● Exercise details:
Return every entry exactly as written.

— Begin —

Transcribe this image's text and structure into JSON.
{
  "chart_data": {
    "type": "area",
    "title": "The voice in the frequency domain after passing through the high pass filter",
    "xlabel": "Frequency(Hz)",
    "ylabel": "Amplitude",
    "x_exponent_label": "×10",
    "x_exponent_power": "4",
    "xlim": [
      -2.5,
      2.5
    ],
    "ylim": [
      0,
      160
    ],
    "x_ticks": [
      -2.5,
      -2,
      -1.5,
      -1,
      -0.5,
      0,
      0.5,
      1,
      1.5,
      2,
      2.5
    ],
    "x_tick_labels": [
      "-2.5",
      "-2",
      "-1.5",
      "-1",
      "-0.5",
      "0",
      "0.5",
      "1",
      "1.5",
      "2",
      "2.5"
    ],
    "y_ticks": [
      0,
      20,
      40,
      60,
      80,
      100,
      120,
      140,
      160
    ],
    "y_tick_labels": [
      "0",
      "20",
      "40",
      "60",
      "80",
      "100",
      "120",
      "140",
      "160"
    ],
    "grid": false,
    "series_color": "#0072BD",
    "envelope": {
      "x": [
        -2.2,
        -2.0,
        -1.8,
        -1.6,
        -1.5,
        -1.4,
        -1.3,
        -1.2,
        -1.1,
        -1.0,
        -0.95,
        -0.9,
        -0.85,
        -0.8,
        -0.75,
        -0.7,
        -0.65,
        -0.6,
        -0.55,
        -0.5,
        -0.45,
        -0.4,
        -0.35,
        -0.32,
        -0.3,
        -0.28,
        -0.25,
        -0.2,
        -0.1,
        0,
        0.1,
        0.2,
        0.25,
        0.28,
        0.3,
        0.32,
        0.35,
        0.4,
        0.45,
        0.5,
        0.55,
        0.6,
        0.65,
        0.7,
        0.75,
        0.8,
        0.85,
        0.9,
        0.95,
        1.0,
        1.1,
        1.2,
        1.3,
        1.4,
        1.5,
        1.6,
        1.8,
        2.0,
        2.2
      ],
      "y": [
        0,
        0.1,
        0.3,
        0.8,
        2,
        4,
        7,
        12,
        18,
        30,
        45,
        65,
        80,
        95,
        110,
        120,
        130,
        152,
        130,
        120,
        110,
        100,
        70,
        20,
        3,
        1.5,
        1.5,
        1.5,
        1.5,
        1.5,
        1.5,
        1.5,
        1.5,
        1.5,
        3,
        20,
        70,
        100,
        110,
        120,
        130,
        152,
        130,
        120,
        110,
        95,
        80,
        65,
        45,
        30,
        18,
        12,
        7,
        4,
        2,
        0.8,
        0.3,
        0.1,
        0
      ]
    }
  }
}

— End —

● The completed task:
Transcribe this image's text and structure into JSON.
{
  "chart_data": {
    "type": "area",
    "title": "The voice in the frequency domain after passing through the high pass filter",
    "xlabel": "Frequency(Hz)",
    "ylabel": "Amplitude",
    "x_exponent_label": "×10",
    "x_exponent_power": "4",
    "xlim": [
      -2.5,
      2.5
    ],
    "ylim": [
      0,
      160
    ],
    "x_ticks": [
      -2.5,
      -2,
      -1.5,
      -1,
      -0.5,
      0,
      0.5,
      1,
      1.5,
      2,
      2.5
    ],
    "x_tick_labels": [
      "-2.5",
      "-2",
      "-1.5",
      "-1",
      "-0.5",
      "0",
      "0.5",
      "1",
      "1.5",
      "2",
      "2.5"
    ],
    "y_ticks": [
      0,
      20,
      40,
      60,
      80,
      100,
      120,
      140,
      160
    ],
    "y_tick_labels": [
      "0",
      "20",
      "40",
      "60",
      "80",
      "100",
      "120",
      "140",
      "160"
    ],
    "grid": false,
    "series_color": "#0072BD",
    "envelope": {
      "x": [
        -2.2,
        -2.0,
        -1.8,
        -1.6,
        -1.5,
        -1.4,
        -1.3,
        -1.2,
        -1.1,
        -1.0,
        -0.95,
        -0.9,
        -0.85,
        -0.8,
        -0.75,
        -0.7,
        -0.65,
        -0.6,
        -0.55,
        -0.5,
        -0.45,
        -0.4,
        -0.35,
        -0.32,
        -0.3,
        -0.28,
        -0.25,
        -0.2,
        -0.1,
        0,
        0.1,
        0.2,
        0.25,
        0.28,
        0.3,
        0.32,
        0.35,
        0.4,
        0.45,
        0.5,
        0.55,
        0.6,
        0.65,
        0.7,
        0.75,
        0.8,
        0.85,
        0.9,
        0.95,
        1.0,
        1.1,
        1.2,
        1.3,
        1.4,
        1.5,
        1.6,
        1.8,
        2.0,
        2.2
      ],
      "y": [
        0,
        0.1,
        0.3,
        0.8,
        2,
        4,
        7,
        12,
        18,
        30,
        45,
        65,
        80,
        95,
        110,
        120,
        130,
        152,
        130,
        120,
        110,
        100,
        70,
        20,
        3,
        1.5,
        1.5,
        1.5,
        1.5,
        1.5,
        1.5,
        1.5,
        1.5,
        1.5,
        3,
        20,
        70,
        100,
        110,
        120,
        130,
        152,
        130,
        120,
        110,
        95,
        80,
        65,
        45,
        30,
        18,
        12,
        7,
        4,
        2,
        0.8,
        0.3,
        0.1,
        0
      ]
    }
  }
}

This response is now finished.